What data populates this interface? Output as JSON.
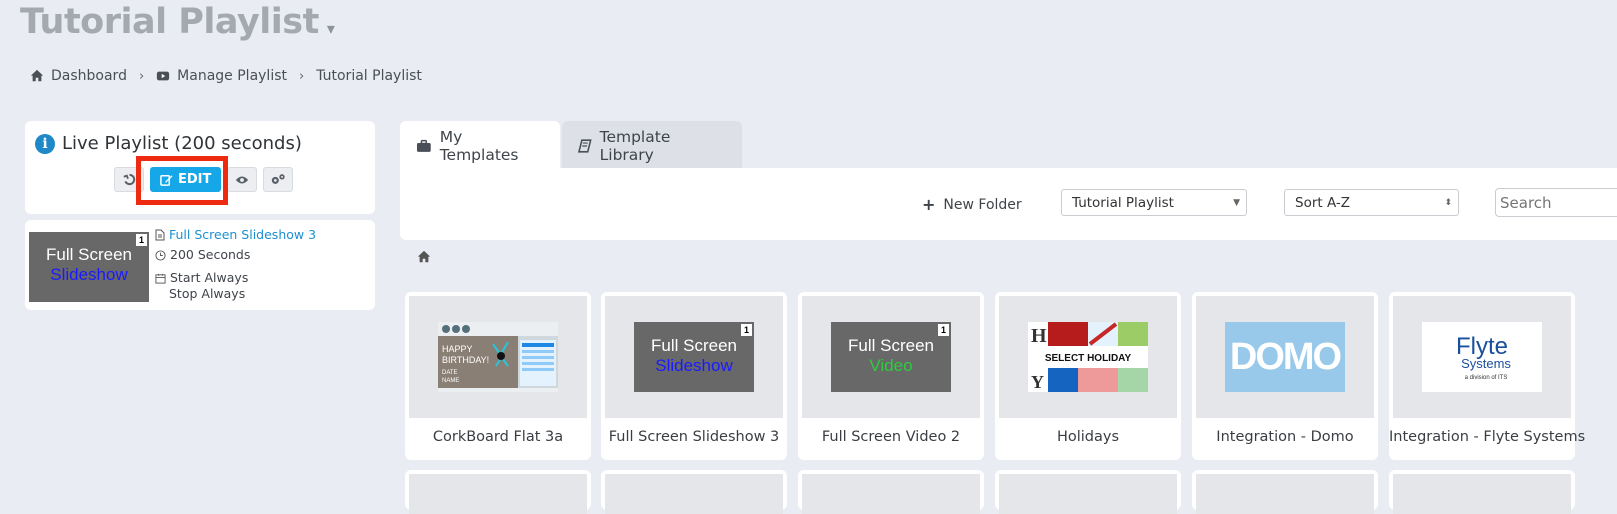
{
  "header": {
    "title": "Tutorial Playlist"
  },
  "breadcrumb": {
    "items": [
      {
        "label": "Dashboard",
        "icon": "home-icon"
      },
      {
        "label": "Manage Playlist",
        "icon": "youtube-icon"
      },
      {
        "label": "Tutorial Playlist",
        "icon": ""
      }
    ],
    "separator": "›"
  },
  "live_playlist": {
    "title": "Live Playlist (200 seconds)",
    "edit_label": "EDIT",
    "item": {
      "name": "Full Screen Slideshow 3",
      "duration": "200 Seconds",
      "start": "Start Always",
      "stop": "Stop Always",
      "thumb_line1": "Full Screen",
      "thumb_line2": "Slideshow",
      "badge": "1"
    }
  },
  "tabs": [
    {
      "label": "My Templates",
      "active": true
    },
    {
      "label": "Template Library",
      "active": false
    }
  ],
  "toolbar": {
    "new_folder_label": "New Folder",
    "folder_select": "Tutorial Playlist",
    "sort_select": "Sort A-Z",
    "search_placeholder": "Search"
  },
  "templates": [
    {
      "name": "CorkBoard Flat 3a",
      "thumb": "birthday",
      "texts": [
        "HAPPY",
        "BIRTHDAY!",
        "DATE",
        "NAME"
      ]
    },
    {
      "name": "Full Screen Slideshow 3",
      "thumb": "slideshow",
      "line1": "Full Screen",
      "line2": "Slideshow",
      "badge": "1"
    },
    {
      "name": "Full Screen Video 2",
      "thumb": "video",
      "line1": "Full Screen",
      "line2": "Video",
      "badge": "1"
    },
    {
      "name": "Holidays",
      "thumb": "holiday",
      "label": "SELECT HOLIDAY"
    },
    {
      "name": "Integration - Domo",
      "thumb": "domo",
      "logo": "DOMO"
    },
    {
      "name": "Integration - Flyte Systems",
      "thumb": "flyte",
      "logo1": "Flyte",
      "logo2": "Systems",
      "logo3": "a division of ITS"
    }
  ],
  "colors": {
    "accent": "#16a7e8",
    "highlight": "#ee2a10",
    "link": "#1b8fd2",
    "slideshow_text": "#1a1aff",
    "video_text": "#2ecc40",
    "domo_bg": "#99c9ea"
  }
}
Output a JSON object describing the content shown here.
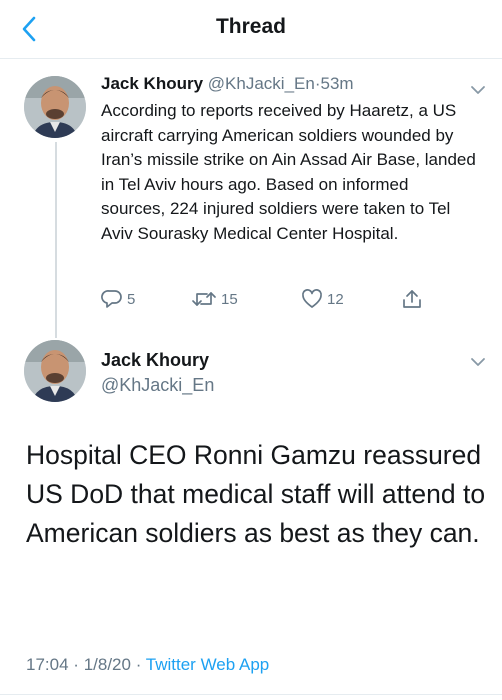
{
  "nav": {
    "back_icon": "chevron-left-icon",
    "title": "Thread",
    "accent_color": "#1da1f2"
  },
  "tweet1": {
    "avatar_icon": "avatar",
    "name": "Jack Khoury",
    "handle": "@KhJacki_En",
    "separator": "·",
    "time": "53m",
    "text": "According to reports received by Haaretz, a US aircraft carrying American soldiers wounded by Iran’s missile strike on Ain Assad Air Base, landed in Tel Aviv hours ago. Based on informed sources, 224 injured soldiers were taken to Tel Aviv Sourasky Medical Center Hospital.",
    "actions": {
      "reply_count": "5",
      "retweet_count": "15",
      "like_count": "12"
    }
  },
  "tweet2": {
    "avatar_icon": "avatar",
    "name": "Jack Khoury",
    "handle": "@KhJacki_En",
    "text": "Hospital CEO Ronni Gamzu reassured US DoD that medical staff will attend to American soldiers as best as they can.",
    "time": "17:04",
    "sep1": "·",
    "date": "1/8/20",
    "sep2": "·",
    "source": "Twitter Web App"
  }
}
------------------------------------------------------------------------
■ **Objective**
In the records above, find each line that holds the word "Hospital"; copy all such lines.

■ **Task solution**
    "text": "According to reports received by Haaretz, a US aircraft carrying American soldiers wounded by Iran’s missile strike on Ain Assad Air Base, landed in Tel Aviv hours ago. Based on informed sources, 224 injured soldiers were taken to Tel Aviv Sourasky Medical Center Hospital.",
    "text": "Hospital CEO Ronni Gamzu reassured US DoD that medical staff will attend to American soldiers as best as they can.",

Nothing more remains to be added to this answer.